**Work to do**
Copy the records below exactly as they appear.

[Figure dataset records]
* start *
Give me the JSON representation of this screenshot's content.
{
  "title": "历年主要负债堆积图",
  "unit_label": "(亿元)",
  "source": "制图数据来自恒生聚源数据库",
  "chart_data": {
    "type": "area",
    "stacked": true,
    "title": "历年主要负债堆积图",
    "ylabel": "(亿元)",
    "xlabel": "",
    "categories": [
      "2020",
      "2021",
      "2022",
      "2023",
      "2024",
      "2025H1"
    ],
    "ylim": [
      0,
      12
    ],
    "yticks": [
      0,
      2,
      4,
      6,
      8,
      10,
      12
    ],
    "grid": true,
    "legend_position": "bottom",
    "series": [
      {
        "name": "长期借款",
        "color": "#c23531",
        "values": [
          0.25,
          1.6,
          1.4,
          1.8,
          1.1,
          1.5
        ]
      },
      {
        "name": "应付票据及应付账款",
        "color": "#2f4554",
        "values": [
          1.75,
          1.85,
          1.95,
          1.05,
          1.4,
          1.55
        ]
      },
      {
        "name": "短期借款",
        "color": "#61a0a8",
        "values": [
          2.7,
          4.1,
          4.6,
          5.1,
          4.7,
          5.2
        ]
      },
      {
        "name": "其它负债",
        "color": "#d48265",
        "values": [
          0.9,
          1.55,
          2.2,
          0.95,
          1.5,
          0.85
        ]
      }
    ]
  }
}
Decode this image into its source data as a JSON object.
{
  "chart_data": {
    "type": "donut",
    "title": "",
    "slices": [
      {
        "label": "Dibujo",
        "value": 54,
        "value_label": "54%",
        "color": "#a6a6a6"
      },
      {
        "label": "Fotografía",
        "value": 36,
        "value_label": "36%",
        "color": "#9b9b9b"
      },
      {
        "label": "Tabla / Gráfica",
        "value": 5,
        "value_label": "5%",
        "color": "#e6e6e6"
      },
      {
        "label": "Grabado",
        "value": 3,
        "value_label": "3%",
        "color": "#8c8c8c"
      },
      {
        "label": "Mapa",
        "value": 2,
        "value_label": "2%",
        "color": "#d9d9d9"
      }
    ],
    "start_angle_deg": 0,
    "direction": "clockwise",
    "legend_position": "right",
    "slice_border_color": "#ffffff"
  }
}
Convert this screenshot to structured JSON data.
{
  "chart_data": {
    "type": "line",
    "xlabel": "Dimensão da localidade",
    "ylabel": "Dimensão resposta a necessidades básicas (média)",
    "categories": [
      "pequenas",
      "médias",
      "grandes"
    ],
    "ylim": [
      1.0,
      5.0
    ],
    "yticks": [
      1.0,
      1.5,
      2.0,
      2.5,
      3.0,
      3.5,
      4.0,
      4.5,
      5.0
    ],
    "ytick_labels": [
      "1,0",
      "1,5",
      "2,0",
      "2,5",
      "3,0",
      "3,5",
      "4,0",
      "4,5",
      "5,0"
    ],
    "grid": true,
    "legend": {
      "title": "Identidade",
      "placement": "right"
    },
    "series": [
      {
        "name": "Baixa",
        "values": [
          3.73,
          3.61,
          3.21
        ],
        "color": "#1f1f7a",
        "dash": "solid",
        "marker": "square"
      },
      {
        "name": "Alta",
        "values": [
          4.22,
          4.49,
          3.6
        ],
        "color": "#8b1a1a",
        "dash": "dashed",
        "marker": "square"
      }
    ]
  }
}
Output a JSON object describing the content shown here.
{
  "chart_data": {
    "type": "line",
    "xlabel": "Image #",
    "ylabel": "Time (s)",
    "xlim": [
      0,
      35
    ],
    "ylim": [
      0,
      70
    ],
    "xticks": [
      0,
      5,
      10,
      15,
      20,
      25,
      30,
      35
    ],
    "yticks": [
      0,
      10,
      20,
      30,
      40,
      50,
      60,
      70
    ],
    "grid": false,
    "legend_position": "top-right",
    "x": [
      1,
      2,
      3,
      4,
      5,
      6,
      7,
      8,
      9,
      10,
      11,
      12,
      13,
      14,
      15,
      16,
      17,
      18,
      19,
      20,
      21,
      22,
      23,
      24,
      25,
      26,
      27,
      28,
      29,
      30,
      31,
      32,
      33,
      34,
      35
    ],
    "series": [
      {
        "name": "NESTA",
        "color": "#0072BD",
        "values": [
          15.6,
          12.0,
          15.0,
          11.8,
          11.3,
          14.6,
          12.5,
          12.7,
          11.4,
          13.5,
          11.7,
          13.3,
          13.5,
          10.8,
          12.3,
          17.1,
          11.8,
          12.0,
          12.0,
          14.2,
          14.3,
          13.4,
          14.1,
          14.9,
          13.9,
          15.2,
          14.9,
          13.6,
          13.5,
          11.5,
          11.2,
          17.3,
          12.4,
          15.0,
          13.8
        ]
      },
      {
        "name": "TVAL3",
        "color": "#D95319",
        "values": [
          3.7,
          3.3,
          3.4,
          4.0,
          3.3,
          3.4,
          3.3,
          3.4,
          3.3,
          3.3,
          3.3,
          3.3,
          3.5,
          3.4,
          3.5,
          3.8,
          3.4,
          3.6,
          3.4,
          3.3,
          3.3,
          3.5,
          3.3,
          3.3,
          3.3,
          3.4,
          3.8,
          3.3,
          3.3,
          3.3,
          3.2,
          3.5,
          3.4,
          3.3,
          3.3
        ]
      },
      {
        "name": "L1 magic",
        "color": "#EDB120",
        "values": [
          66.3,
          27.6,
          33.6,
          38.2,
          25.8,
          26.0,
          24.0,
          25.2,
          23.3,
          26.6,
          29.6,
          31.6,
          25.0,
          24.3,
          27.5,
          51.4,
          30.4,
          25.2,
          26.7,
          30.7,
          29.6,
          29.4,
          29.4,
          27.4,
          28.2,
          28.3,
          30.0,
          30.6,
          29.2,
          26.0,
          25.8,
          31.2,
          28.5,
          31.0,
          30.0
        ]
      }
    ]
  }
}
* end *
**Problem solution**
Give me the JSON representation of this screenshot's content.
{
  "title": "历年主要负债堆积图",
  "unit_label": "(亿元)",
  "source": "制图数据来自恒生聚源数据库",
  "chart_data": {
    "type": "area",
    "stacked": true,
    "title": "历年主要负债堆积图",
    "ylabel": "(亿元)",
    "xlabel": "",
    "categories": [
      "2020",
      "2021",
      "2022",
      "2023",
      "2024",
      "2025H1"
    ],
    "ylim": [
      0,
      12
    ],
    "yticks": [
      0,
      2,
      4,
      6,
      8,
      10,
      12
    ],
    "grid": true,
    "legend_position": "bottom",
    "series": [
      {
        "name": "长期借款",
        "color": "#c23531",
        "values": [
          0.25,
          1.6,
          1.4,
          1.8,
          1.1,
          1.5
        ]
      },
      {
        "name": "应付票据及应付账款",
        "color": "#2f4554",
        "values": [
          1.75,
          1.85,
          1.95,
          1.05,
          1.4,
          1.55
        ]
      },
      {
        "name": "短期借款",
        "color": "#61a0a8",
        "values": [
          2.7,
          4.1,
          4.6,
          5.1,
          4.7,
          5.2
        ]
      },
      {
        "name": "其它负债",
        "color": "#d48265",
        "values": [
          0.9,
          1.55,
          2.2,
          0.95,
          1.5,
          0.85
        ]
      }
    ]
  }
}
Decode this image into its source data as a JSON object.
{
  "chart_data": {
    "type": "donut",
    "title": "",
    "slices": [
      {
        "label": "Dibujo",
        "value": 54,
        "value_label": "54%",
        "color": "#a6a6a6"
      },
      {
        "label": "Fotografía",
        "value": 36,
        "value_label": "36%",
        "color": "#9b9b9b"
      },
      {
        "label": "Tabla / Gráfica",
        "value": 5,
        "value_label": "5%",
        "color": "#e6e6e6"
      },
      {
        "label": "Grabado",
        "value": 3,
        "value_label": "3%",
        "color": "#8c8c8c"
      },
      {
        "label": "Mapa",
        "value": 2,
        "value_label": "2%",
        "color": "#d9d9d9"
      }
    ],
    "start_angle_deg": 0,
    "direction": "clockwise",
    "legend_position": "right",
    "slice_border_color": "#ffffff"
  }
}
Convert this screenshot to structured JSON data.
{
  "chart_data": {
    "type": "line",
    "xlabel": "Dimensão da localidade",
    "ylabel": "Dimensão resposta a necessidades básicas (média)",
    "categories": [
      "pequenas",
      "médias",
      "grandes"
    ],
    "ylim": [
      1.0,
      5.0
    ],
    "yticks": [
      1.0,
      1.5,
      2.0,
      2.5,
      3.0,
      3.5,
      4.0,
      4.5,
      5.0
    ],
    "ytick_labels": [
      "1,0",
      "1,5",
      "2,0",
      "2,5",
      "3,0",
      "3,5",
      "4,0",
      "4,5",
      "5,0"
    ],
    "grid": true,
    "legend": {
      "title": "Identidade",
      "placement": "right"
    },
    "series": [
      {
        "name": "Baixa",
        "values": [
          3.73,
          3.61,
          3.21
        ],
        "color": "#1f1f7a",
        "dash": "solid",
        "marker": "square"
      },
      {
        "name": "Alta",
        "values": [
          4.22,
          4.49,
          3.6
        ],
        "color": "#8b1a1a",
        "dash": "dashed",
        "marker": "square"
      }
    ]
  }
}
Output a JSON object describing the content shown here.
{
  "chart_data": {
    "type": "line",
    "xlabel": "Image #",
    "ylabel": "Time (s)",
    "xlim": [
      0,
      35
    ],
    "ylim": [
      0,
      70
    ],
    "xticks": [
      0,
      5,
      10,
      15,
      20,
      25,
      30,
      35
    ],
    "yticks": [
      0,
      10,
      20,
      30,
      40,
      50,
      60,
      70
    ],
    "grid": false,
    "legend_position": "top-right",
    "x": [
      1,
      2,
      3,
      4,
      5,
      6,
      7,
      8,
      9,
      10,
      11,
      12,
      13,
      14,
      15,
      16,
      17,
      18,
      19,
      20,
      21,
      22,
      23,
      24,
      25,
      26,
      27,
      28,
      29,
      30,
      31,
      32,
      33,
      34,
      35
    ],
    "series": [
      {
        "name": "NESTA",
        "color": "#0072BD",
        "values": [
          15.6,
          12.0,
          15.0,
          11.8,
          11.3,
          14.6,
          12.5,
          12.7,
          11.4,
          13.5,
          11.7,
          13.3,
          13.5,
          10.8,
          12.3,
          17.1,
          11.8,
          12.0,
          12.0,
          14.2,
          14.3,
          13.4,
          14.1,
          14.9,
          13.9,
          15.2,
          14.9,
          13.6,
          13.5,
          11.5,
          11.2,
          17.3,
          12.4,
          15.0,
          13.8
        ]
      },
      {
        "name": "TVAL3",
        "color": "#D95319",
        "values": [
          3.7,
          3.3,
          3.4,
          4.0,
          3.3,
          3.4,
          3.3,
          3.4,
          3.3,
          3.3,
          3.3,
          3.3,
          3.5,
          3.4,
          3.5,
          3.8,
          3.4,
          3.6,
          3.4,
          3.3,
          3.3,
          3.5,
          3.3,
          3.3,
          3.3,
          3.4,
          3.8,
          3.3,
          3.3,
          3.3,
          3.2,
          3.5,
          3.4,
          3.3,
          3.3
        ]
      },
      {
        "name": "L1 magic",
        "color": "#EDB120",
        "values": [
          66.3,
          27.6,
          33.6,
          38.2,
          25.8,
          26.0,
          24.0,
          25.2,
          23.3,
          26.6,
          29.6,
          31.6,
          25.0,
          24.3,
          27.5,
          51.4,
          30.4,
          25.2,
          26.7,
          30.7,
          29.6,
          29.4,
          29.4,
          27.4,
          28.2,
          28.3,
          30.0,
          30.6,
          29.2,
          26.0,
          25.8,
          31.2,
          28.5,
          31.0,
          30.0
        ]
      }
    ]
  }
}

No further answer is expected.